Stored records:
%%

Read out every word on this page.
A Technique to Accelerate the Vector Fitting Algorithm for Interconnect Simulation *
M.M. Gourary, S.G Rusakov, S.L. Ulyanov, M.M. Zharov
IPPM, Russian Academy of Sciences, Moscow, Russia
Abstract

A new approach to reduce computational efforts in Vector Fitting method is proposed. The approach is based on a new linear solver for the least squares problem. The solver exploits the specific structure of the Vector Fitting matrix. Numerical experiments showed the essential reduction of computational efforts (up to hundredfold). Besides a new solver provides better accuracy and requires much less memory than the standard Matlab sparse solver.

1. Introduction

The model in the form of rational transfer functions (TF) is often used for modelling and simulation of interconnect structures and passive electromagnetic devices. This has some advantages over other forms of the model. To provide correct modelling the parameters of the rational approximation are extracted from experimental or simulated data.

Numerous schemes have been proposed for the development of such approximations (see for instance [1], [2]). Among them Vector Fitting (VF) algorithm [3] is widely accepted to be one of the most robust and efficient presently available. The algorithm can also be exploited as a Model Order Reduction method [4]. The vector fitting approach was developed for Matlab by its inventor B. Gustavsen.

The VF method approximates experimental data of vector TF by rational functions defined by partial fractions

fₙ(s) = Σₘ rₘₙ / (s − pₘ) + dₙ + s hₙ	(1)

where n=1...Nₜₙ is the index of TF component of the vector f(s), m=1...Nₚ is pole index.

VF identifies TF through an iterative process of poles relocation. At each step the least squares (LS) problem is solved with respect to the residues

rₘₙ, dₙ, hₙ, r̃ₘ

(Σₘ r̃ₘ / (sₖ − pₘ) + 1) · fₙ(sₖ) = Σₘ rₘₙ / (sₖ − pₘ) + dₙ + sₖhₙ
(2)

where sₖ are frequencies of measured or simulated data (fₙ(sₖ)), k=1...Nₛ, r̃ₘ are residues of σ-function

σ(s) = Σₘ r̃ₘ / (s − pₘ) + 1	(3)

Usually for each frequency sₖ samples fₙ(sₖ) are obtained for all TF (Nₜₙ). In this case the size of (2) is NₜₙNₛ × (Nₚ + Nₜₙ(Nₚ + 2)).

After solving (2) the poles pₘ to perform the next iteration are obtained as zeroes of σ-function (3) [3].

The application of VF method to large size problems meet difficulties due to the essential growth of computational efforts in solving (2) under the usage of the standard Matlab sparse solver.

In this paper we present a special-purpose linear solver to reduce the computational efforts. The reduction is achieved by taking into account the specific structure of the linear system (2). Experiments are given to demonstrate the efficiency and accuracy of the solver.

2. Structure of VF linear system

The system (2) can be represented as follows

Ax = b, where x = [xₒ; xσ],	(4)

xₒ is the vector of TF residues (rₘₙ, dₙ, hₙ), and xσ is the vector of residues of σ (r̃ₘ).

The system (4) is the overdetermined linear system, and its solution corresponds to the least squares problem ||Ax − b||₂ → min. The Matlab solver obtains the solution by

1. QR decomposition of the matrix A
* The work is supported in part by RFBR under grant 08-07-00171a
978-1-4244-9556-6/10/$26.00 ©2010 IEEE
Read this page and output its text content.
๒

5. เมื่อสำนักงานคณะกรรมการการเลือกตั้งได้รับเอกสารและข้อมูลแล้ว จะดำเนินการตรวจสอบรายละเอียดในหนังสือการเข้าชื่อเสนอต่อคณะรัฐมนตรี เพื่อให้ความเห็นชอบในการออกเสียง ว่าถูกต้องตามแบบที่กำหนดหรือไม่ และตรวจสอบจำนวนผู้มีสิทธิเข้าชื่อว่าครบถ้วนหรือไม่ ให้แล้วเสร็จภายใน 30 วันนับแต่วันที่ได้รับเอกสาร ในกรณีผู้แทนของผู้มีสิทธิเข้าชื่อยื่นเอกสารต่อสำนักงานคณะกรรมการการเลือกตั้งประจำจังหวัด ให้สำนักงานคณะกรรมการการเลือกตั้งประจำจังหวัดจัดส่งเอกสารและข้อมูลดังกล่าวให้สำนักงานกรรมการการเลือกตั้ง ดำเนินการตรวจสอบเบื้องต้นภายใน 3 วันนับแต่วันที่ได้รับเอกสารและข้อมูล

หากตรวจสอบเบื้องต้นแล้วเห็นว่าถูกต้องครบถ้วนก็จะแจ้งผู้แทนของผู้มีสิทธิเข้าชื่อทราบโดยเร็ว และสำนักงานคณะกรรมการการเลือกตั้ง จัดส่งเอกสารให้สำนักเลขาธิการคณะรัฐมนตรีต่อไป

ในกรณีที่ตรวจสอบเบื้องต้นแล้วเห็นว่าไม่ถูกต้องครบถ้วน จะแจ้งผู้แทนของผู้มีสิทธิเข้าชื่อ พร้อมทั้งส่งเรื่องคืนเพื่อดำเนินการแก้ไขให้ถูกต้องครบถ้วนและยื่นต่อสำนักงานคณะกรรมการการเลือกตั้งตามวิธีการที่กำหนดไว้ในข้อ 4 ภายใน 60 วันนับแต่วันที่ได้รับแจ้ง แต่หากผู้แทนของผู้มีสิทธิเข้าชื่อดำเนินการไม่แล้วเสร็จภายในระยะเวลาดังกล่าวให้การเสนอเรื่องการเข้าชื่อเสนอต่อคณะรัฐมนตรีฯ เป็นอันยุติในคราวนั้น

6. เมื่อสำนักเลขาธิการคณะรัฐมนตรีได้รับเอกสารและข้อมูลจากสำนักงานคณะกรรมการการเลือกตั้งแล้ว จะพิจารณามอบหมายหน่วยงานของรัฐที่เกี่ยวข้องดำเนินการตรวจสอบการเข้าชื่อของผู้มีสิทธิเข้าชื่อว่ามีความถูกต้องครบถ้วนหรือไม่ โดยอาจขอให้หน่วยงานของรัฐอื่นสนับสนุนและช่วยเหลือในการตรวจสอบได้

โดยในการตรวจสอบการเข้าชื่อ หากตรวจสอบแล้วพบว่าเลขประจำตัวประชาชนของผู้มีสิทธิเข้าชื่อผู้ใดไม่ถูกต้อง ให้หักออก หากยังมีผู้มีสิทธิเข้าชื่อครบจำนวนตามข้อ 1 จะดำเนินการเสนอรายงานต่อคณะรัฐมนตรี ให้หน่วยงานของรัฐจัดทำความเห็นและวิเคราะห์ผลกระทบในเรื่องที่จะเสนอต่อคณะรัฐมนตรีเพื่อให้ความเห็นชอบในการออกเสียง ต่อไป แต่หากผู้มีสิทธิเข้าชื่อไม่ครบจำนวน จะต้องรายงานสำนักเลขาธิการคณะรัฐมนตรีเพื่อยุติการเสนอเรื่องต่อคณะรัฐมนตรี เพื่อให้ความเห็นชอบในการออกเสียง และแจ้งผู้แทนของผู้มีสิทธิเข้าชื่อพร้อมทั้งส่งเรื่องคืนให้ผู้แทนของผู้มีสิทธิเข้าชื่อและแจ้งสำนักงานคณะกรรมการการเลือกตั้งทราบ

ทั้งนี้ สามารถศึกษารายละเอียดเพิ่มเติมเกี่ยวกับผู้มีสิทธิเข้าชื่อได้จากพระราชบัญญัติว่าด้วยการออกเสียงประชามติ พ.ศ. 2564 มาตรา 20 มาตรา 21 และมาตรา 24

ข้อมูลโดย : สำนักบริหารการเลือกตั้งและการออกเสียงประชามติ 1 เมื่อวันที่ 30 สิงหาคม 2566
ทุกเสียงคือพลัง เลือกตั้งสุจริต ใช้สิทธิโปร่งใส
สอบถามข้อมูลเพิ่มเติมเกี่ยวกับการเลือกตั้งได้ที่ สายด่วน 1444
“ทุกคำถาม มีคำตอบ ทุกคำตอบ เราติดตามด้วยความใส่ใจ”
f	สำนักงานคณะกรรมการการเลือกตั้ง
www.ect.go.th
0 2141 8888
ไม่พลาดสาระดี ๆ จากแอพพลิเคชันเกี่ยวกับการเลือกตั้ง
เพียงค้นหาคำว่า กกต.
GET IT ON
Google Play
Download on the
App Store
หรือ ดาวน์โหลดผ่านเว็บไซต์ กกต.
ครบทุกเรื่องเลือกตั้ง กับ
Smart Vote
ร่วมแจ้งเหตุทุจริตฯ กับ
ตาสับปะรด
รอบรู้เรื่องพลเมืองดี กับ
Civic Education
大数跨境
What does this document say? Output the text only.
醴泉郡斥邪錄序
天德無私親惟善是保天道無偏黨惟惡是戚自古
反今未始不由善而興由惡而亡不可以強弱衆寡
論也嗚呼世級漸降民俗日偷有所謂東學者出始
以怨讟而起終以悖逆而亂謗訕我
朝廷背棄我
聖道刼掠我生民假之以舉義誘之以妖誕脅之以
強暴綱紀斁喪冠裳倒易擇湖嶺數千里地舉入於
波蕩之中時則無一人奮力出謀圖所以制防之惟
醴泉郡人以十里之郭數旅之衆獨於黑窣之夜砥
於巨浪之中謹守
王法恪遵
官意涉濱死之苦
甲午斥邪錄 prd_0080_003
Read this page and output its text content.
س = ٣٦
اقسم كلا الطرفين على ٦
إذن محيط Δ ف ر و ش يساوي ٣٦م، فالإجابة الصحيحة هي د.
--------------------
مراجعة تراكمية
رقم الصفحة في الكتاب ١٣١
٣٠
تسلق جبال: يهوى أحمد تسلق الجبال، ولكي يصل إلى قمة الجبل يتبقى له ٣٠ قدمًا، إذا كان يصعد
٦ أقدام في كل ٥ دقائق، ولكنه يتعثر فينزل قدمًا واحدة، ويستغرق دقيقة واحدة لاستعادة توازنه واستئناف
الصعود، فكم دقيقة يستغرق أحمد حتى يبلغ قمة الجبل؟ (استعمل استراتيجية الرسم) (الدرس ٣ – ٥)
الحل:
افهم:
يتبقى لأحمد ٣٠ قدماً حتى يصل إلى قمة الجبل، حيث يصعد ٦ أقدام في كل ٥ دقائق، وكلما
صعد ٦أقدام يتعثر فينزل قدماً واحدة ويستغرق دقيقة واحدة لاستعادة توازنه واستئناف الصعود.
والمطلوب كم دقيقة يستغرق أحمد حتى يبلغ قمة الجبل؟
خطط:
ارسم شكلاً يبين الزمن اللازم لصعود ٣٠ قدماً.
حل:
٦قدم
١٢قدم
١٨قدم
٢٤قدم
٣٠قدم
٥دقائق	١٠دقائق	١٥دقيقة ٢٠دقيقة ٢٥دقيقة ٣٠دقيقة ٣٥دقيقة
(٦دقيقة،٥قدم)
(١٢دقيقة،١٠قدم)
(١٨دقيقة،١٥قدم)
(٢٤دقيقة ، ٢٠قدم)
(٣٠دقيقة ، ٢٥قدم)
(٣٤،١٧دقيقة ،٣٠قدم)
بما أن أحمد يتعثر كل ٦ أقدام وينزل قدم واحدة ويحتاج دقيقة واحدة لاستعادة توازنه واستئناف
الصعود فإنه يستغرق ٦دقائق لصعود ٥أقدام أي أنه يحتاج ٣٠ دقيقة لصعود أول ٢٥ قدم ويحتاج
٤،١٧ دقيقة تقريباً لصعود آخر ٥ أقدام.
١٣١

%%

Problem requirements: Extract the lines above from the one containing "What does this" to the last line, both included, exactly as written.

Result of this task:
What does this document say? Output the text only.
醴泉郡斥邪錄序
天德無私親惟善是保天道無偏黨惟惡是戚自古
反今未始不由善而興由惡而亡不可以強弱衆寡
論也嗚呼世級漸降民俗日偷有所謂東學者出始
以怨讟而起終以悖逆而亂謗訕我
朝廷背棄我
聖道刼掠我生民假之以舉義誘之以妖誕脅之以
強暴綱紀斁喪冠裳倒易擇湖嶺數千里地舉入於
波蕩之中時則無一人奮力出謀圖所以制防之惟
醴泉郡人以十里之郭數旅之衆獨於黑窣之夜砥
於巨浪之中謹守
王法恪遵
官意涉濱死之苦
甲午斥邪錄 prd_0080_003
Read this page and output its text content.
س = ٣٦
اقسم كلا الطرفين على ٦
إذن محيط Δ ف ر و ش يساوي ٣٦م، فالإجابة الصحيحة هي د.
--------------------
مراجعة تراكمية
رقم الصفحة في الكتاب ١٣١
٣٠
تسلق جبال: يهوى أحمد تسلق الجبال، ولكي يصل إلى قمة الجبل يتبقى له ٣٠ قدمًا، إذا كان يصعد
٦ أقدام في كل ٥ دقائق، ولكنه يتعثر فينزل قدمًا واحدة، ويستغرق دقيقة واحدة لاستعادة توازنه واستئناف
الصعود، فكم دقيقة يستغرق أحمد حتى يبلغ قمة الجبل؟ (استعمل استراتيجية الرسم) (الدرس ٣ – ٥)
الحل:
افهم:
يتبقى لأحمد ٣٠ قدماً حتى يصل إلى قمة الجبل، حيث يصعد ٦ أقدام في كل ٥ دقائق، وكلما
صعد ٦أقدام يتعثر فينزل قدماً واحدة ويستغرق دقيقة واحدة لاستعادة توازنه واستئناف الصعود.
والمطلوب كم دقيقة يستغرق أحمد حتى يبلغ قمة الجبل؟
خطط:
ارسم شكلاً يبين الزمن اللازم لصعود ٣٠ قدماً.
حل:
٦قدم
١٢قدم
١٨قدم
٢٤قدم
٣٠قدم
٥دقائق	١٠دقائق	١٥دقيقة ٢٠دقيقة ٢٥دقيقة ٣٠دقيقة ٣٥دقيقة
(٦دقيقة،٥قدم)
(١٢دقيقة،١٠قدم)
(١٨دقيقة،١٥قدم)
(٢٤دقيقة ، ٢٠قدم)
(٣٠دقيقة ، ٢٥قدم)
(٣٤،١٧دقيقة ،٣٠قدم)
بما أن أحمد يتعثر كل ٦ أقدام وينزل قدم واحدة ويحتاج دقيقة واحدة لاستعادة توازنه واستئناف
الصعود فإنه يستغرق ٦دقائق لصعود ٥أقدام أي أنه يحتاج ٣٠ دقيقة لصعود أول ٢٥ قدم ويحتاج
٤،١٧ دقيقة تقريباً لصعود آخر ٥ أقدام.
١٣١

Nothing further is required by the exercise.